__Exercise aim__
Copy every line of the records below where the word "active" occurs.

■ ■ ■

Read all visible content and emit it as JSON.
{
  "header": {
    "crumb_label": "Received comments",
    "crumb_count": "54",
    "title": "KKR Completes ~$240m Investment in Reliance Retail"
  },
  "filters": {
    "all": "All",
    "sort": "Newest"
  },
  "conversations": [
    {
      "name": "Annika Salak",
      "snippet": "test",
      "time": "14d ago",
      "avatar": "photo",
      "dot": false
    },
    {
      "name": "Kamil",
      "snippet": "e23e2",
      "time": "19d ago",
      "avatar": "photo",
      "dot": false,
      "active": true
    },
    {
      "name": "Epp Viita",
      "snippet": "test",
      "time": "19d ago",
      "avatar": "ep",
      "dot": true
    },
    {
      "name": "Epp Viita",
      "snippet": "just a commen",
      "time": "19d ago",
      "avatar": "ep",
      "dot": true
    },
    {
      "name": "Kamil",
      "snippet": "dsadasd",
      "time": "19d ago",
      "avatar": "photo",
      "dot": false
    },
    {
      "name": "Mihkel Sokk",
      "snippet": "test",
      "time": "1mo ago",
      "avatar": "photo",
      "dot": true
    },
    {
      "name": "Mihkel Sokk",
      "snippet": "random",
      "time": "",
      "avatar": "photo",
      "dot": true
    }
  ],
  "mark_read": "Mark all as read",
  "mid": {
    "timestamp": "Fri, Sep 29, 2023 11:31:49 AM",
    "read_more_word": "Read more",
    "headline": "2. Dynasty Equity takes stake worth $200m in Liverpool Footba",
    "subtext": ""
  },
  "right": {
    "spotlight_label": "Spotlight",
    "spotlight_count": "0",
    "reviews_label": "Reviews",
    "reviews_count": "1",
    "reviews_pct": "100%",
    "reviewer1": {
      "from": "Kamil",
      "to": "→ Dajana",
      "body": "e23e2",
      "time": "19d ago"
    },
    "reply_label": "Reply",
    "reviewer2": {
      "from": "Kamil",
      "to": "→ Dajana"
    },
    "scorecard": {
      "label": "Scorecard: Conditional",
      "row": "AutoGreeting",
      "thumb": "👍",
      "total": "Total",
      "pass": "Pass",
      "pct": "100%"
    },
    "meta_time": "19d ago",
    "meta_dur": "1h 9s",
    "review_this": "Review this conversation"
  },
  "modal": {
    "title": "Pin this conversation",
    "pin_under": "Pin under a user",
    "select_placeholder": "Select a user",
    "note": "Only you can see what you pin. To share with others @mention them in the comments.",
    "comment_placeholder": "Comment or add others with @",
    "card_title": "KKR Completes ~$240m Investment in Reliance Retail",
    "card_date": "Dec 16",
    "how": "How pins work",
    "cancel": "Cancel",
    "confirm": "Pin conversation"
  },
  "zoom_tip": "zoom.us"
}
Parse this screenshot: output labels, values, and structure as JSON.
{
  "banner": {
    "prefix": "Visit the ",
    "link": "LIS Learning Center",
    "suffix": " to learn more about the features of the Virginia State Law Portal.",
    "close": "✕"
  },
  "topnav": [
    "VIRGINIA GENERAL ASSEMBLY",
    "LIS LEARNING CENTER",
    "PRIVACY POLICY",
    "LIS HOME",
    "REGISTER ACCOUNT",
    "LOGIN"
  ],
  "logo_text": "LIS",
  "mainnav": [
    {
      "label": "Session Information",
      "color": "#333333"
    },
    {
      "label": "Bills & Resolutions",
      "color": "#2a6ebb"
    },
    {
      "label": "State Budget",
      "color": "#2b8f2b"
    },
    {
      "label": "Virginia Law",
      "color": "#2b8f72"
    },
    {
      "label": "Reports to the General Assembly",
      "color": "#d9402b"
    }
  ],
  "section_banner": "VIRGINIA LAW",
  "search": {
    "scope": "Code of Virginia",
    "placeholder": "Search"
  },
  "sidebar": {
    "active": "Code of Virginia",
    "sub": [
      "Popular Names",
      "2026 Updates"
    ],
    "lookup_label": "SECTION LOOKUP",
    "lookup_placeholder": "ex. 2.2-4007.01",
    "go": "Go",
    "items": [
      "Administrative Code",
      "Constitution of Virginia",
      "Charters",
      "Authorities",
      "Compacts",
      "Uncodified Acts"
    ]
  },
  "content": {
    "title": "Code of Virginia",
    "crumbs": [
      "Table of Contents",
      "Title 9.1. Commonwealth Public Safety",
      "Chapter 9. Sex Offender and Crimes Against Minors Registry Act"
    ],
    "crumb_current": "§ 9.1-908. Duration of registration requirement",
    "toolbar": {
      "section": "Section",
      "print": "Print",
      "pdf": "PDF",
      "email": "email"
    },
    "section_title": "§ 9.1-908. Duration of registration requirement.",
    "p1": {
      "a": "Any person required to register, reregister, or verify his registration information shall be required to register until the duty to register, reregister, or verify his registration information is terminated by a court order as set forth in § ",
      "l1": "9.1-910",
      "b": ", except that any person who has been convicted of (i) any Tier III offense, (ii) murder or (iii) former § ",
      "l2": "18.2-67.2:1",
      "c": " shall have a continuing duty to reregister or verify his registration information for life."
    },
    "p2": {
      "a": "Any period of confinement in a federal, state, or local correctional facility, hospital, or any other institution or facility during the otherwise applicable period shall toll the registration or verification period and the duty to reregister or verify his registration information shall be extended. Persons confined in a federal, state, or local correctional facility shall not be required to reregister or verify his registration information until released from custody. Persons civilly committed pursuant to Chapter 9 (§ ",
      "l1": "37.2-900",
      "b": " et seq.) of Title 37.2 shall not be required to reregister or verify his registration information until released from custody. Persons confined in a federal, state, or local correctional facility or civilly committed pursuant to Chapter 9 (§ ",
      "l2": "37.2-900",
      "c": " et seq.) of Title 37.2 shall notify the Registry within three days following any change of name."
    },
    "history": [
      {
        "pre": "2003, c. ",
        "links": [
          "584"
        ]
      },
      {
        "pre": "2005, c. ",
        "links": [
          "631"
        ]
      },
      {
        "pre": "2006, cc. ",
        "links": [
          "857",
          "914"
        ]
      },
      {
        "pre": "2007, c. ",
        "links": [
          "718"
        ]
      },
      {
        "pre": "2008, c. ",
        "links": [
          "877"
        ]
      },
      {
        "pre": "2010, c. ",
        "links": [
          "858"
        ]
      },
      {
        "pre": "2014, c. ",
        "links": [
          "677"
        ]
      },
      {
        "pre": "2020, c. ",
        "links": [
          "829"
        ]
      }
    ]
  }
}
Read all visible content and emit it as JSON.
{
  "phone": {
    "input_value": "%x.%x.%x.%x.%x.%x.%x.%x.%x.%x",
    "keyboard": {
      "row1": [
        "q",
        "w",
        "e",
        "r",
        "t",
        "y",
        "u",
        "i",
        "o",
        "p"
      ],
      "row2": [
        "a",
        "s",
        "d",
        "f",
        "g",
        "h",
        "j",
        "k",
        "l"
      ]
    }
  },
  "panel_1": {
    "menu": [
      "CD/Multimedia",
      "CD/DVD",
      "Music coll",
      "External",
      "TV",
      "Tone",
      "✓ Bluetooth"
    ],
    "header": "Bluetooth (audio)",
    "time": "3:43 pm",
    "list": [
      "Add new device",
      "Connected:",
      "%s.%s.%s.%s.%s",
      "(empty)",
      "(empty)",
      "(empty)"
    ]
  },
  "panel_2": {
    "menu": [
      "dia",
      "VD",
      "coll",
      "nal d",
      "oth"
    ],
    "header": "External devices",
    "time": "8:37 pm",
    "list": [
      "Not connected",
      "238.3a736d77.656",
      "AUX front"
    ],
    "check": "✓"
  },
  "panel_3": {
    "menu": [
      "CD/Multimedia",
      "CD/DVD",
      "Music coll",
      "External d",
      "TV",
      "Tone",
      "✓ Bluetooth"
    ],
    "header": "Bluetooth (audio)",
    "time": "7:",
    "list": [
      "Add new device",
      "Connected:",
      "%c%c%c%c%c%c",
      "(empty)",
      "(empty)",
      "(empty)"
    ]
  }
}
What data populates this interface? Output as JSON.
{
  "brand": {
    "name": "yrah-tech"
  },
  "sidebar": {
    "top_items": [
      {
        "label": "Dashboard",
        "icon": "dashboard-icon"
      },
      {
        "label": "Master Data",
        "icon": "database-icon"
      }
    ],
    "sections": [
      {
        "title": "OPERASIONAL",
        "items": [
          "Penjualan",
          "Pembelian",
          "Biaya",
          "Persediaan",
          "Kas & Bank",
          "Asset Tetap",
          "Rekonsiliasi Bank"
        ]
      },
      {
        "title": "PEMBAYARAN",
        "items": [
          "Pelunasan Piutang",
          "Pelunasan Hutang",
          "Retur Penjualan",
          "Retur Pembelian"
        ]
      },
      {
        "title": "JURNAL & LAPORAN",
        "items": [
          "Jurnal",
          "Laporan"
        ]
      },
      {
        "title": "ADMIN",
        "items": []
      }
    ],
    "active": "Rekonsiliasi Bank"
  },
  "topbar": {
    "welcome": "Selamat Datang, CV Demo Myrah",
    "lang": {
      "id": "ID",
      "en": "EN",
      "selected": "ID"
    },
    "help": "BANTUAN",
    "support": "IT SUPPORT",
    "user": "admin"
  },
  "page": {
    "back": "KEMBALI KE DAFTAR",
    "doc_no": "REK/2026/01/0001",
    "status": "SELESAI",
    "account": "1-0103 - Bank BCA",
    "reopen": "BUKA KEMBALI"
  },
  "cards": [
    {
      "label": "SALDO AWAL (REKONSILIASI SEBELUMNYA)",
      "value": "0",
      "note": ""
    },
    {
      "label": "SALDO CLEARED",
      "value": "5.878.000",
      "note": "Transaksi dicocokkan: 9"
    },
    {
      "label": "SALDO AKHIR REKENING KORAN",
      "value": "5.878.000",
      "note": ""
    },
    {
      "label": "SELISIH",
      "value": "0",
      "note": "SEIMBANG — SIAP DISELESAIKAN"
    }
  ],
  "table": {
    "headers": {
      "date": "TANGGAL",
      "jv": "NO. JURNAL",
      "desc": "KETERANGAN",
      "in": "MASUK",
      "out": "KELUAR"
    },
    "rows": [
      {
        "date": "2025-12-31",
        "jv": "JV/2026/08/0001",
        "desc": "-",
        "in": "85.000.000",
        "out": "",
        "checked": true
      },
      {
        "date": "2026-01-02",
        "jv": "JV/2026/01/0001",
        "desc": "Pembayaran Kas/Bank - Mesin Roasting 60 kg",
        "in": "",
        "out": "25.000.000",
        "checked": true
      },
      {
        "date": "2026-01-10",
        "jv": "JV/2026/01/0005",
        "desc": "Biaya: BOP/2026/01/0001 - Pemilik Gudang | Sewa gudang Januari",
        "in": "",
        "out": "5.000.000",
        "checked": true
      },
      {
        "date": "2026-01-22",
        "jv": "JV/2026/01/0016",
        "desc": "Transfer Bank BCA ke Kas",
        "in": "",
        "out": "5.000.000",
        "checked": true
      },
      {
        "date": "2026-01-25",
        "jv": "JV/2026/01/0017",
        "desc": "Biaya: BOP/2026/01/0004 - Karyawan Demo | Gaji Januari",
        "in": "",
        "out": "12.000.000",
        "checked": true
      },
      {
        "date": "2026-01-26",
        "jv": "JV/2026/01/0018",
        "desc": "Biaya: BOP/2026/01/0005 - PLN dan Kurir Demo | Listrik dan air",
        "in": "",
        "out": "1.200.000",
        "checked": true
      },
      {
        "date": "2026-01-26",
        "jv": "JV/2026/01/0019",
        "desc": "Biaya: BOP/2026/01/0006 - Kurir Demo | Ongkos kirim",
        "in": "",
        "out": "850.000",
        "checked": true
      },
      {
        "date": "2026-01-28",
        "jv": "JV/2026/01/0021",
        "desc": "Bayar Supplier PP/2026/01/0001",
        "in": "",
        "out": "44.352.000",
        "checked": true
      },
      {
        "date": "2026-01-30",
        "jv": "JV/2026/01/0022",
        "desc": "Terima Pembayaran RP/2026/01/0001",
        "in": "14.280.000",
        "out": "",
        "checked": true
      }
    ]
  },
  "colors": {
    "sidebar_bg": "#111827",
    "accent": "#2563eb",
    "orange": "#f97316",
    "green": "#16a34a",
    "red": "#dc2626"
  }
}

■ ■ ■

__Solution for this task__
      "active": true
    "active": "Code of Virginia",
    "active": "Rekonsiliasi Bank"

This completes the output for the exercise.